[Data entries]
====================
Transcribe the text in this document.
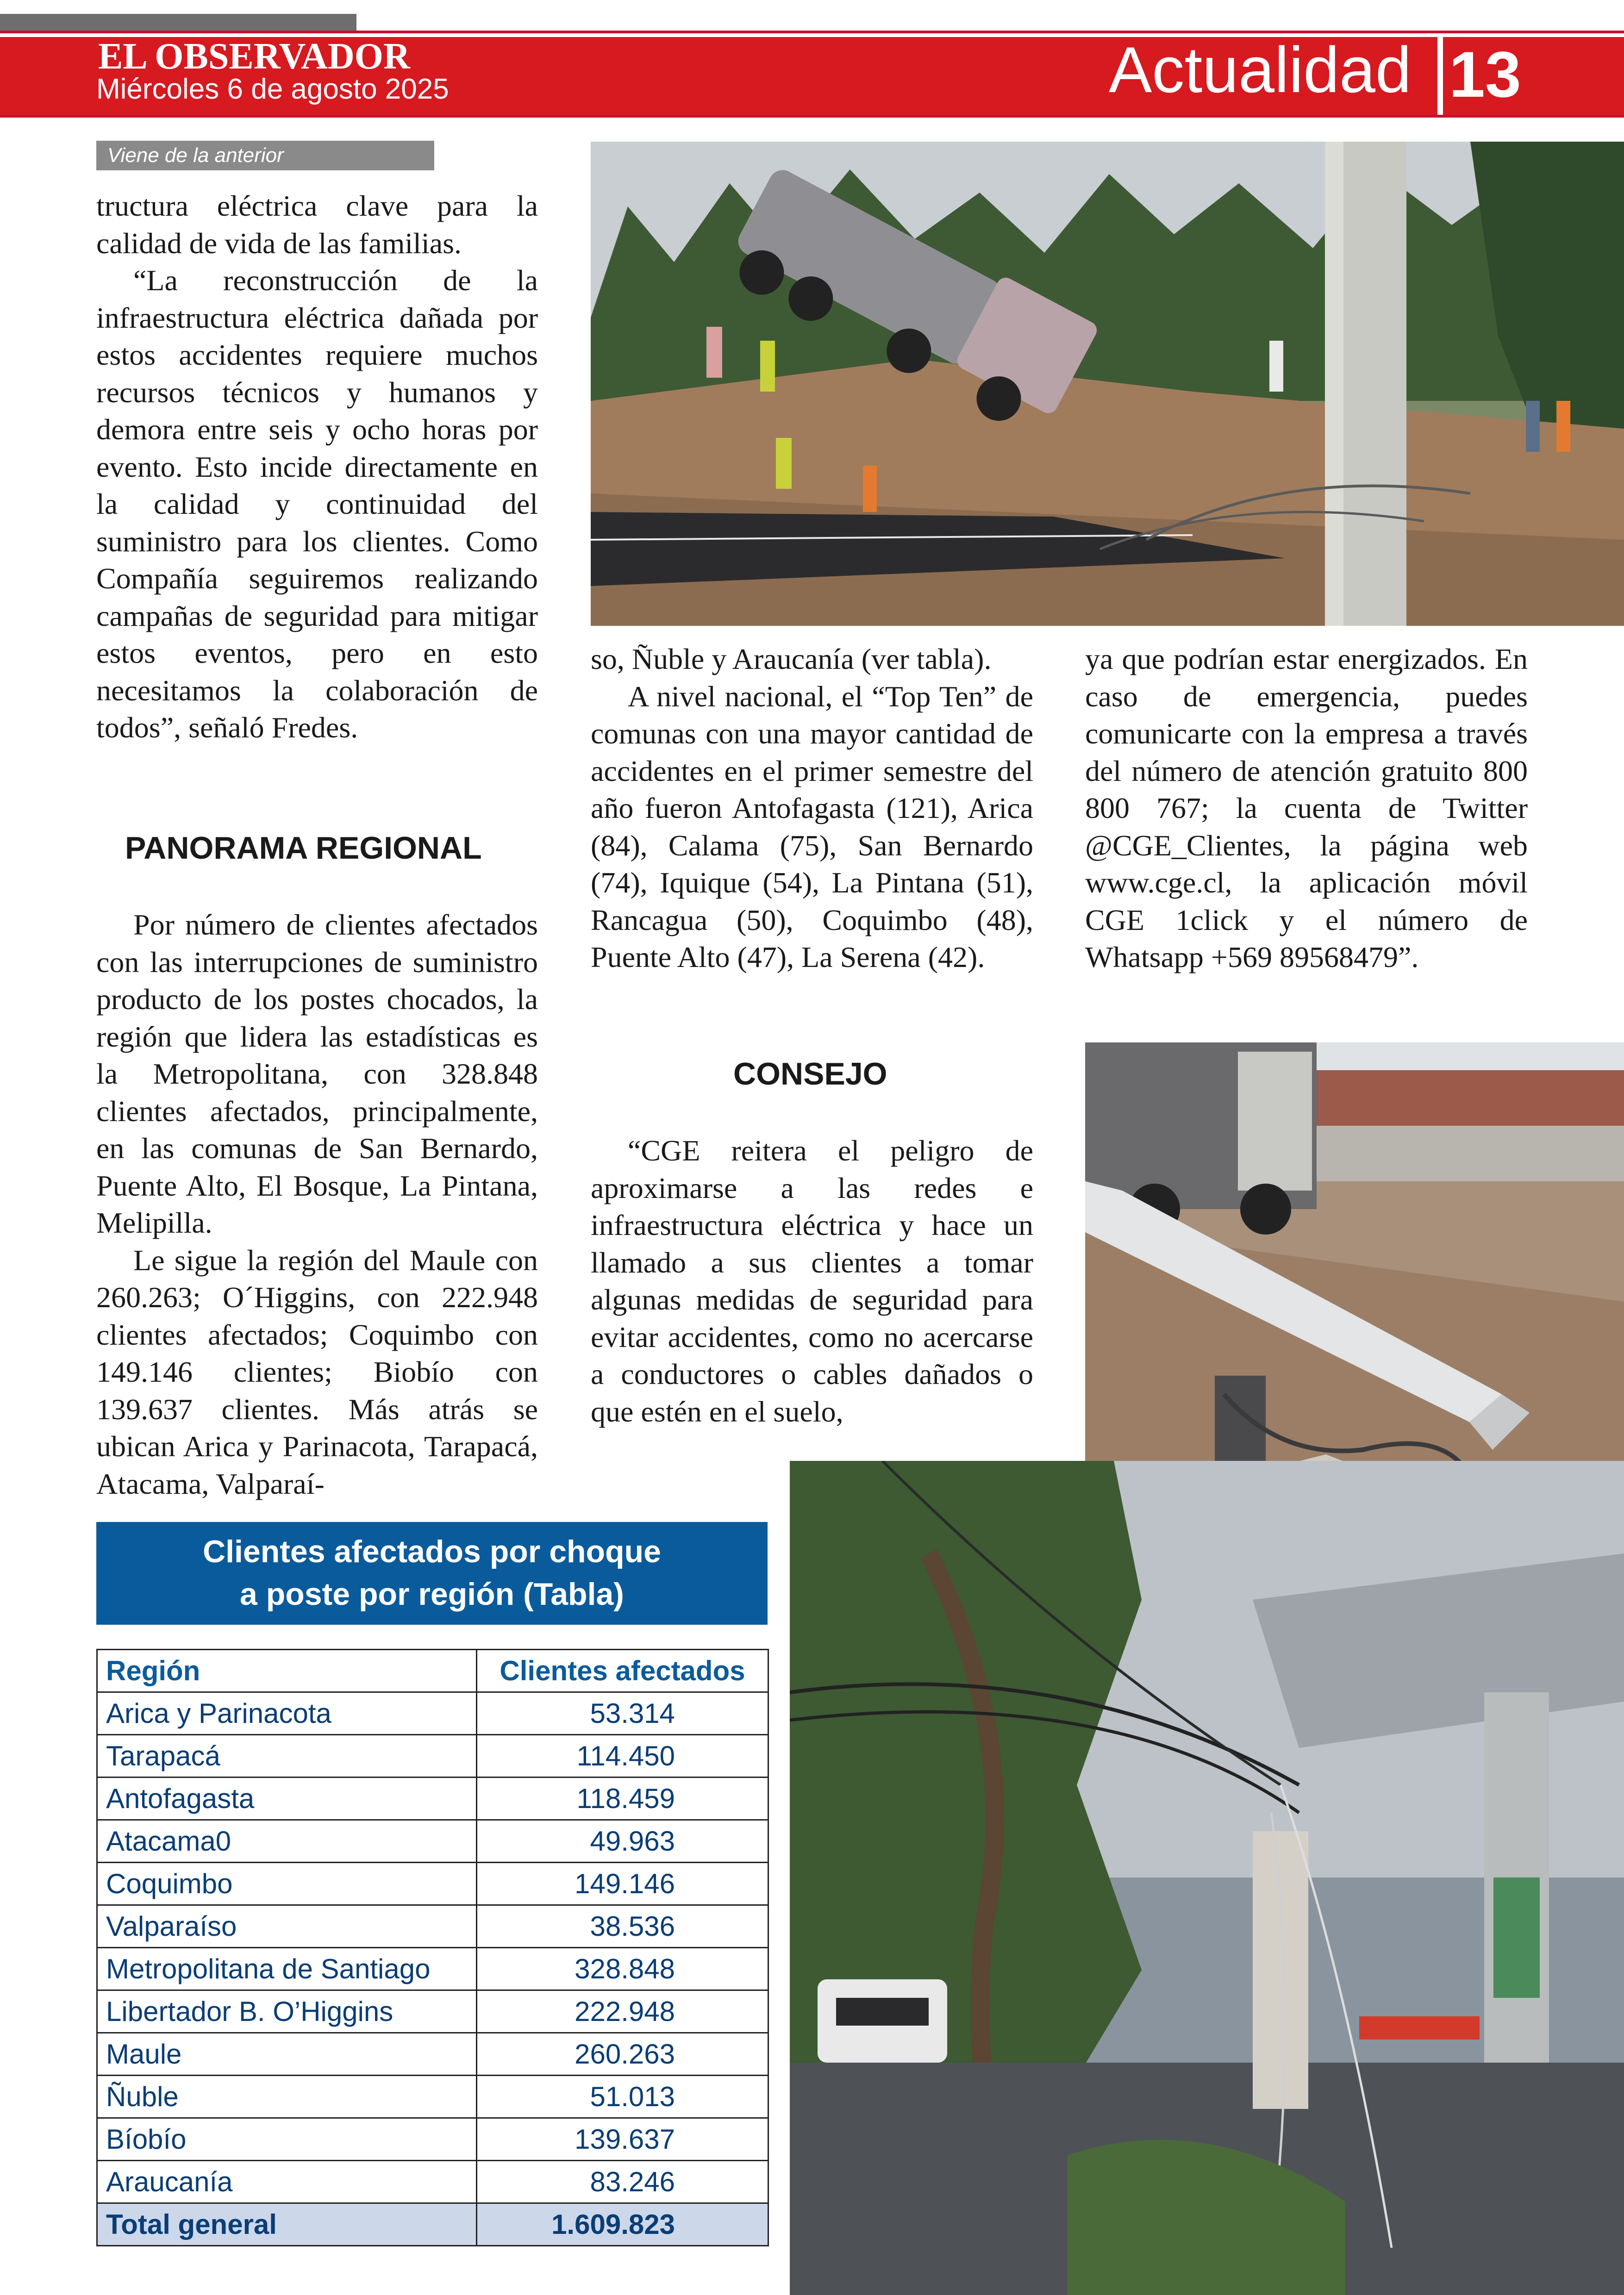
EL OBSERVADOR
Miércoles 6 de agosto 2025	Actualidad 13
Viene de la anterior

tructura eléctrica clave para la calidad de vida de las familias.

“La reconstrucción de la infraestructura eléctrica dañada por estos accidentes requiere muchos recursos técnicos y humanos y demora entre seis y ocho horas por evento. Esto incide directamente en la calidad y continuidad del suministro para los clientes. Como Compañía seguiremos realizando campañas de seguridad para mitigar estos eventos, pero en esto necesitamos la colaboración de todos”, señaló Fredes.

PANORAMA REGIONAL

Por número de clientes afectados con las interrupciones de suministro producto de los postes chocados, la región que lidera las estadísticas es la Metropolitana, con 328.848 clientes afectados, principalmente, en las comunas de San Bernardo, Puente Alto, El Bosque, La Pintana, Melipilla.

Le sigue la región del Maule con 260.263; O´Higgins, con 222.948 clientes afectados; Coquimbo con 149.146 clientes; Biobío con 139.637 clientes. Más atrás se ubican Arica y Parinacota, Tarapacá, Atacama, Valparaí-

so, Ñuble y Araucanía (ver tabla).

A nivel nacional, el “Top Ten” de comunas con una mayor cantidad de accidentes en el primer semestre del año fueron Antofagasta (121), Arica (84), Calama (75), San Bernardo (74), Iquique (54), La Pintana (51), Rancagua (50), Coquimbo (48), Puente Alto (47), La Serena (42).

CONSEJO

“CGE reitera el peligro de aproximarse a las redes e infraestructura eléctrica y hace un llamado a sus clientes a tomar algunas medidas de seguridad para evitar accidentes, como no acercarse a conductores o cables dañados o que estén en el suelo,

ya que podrían estar energizados. En caso de emergencia, puedes comunicarte con la empresa a través del número de atención gratuito 800 800 767; la cuenta de Twitter @CGE_Clientes, la página web www.cge.cl, la aplicación móvil CGE 1click y el número de Whatsapp +569 89568479”.

Clientes afectados por choque
a poste por región (Tabla)
Región	Clientes afectados
Arica y Parinacota	53.314
Tarapacá	114.450
Antofagasta	118.459
Atacama0	49.963
Coquimbo	149.146
Valparaíso	38.536
Metropolitana de Santiago	328.848
Libertador B. O’Higgins	222.948
Maule	260.263
Ñuble	51.013
Bíobío	139.637
Araucanía	83.246
Total general	1.609.823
====================
Restate each entry word for word, leaving out any pictures.

Transcribe the text in this document.
EL OBSERVADOR
Miércoles 6 de agosto 2025	Actualidad 13
Viene de la anterior

tructura eléctrica clave para la calidad de vida de las familias.

“La reconstrucción de la infraestructura eléctrica dañada por estos accidentes requiere muchos recursos técnicos y humanos y demora entre seis y ocho horas por evento. Esto incide directamente en la calidad y continuidad del suministro para los clientes. Como Compañía seguiremos realizando campañas de seguridad para mitigar estos eventos, pero en esto necesitamos la colaboración de todos”, señaló Fredes.

PANORAMA REGIONAL

Por número de clientes afectados con las interrupciones de suministro producto de los postes chocados, la región que lidera las estadísticas es la Metropolitana, con 328.848 clientes afectados, principalmente, en las comunas de San Bernardo, Puente Alto, El Bosque, La Pintana, Melipilla.

Le sigue la región del Maule con 260.263; O´Higgins, con 222.948 clientes afectados; Coquimbo con 149.146 clientes; Biobío con 139.637 clientes. Más atrás se ubican Arica y Parinacota, Tarapacá, Atacama, Valparaí-

so, Ñuble y Araucanía (ver tabla).

A nivel nacional, el “Top Ten” de comunas con una mayor cantidad de accidentes en el primer semestre del año fueron Antofagasta (121), Arica (84), Calama (75), San Bernardo (74), Iquique (54), La Pintana (51), Rancagua (50), Coquimbo (48), Puente Alto (47), La Serena (42).

CONSEJO

“CGE reitera el peligro de aproximarse a las redes e infraestructura eléctrica y hace un llamado a sus clientes a tomar algunas medidas de seguridad para evitar accidentes, como no acercarse a conductores o cables dañados o que estén en el suelo,

ya que podrían estar energizados. En caso de emergencia, puedes comunicarte con la empresa a través del número de atención gratuito 800 800 767; la cuenta de Twitter @CGE_Clientes, la página web www.cge.cl, la aplicación móvil CGE 1click y el número de Whatsapp +569 89568479”.

Clientes afectados por choque
a poste por región (Tabla)
Región	Clientes afectados
Arica y Parinacota	53.314
Tarapacá	114.450
Antofagasta	118.459
Atacama0	49.963
Coquimbo	149.146
Valparaíso	38.536
Metropolitana de Santiago	328.848
Libertador B. O’Higgins	222.948
Maule	260.263
Ñuble	51.013
Bíobío	139.637
Araucanía	83.246
Total general	1.609.823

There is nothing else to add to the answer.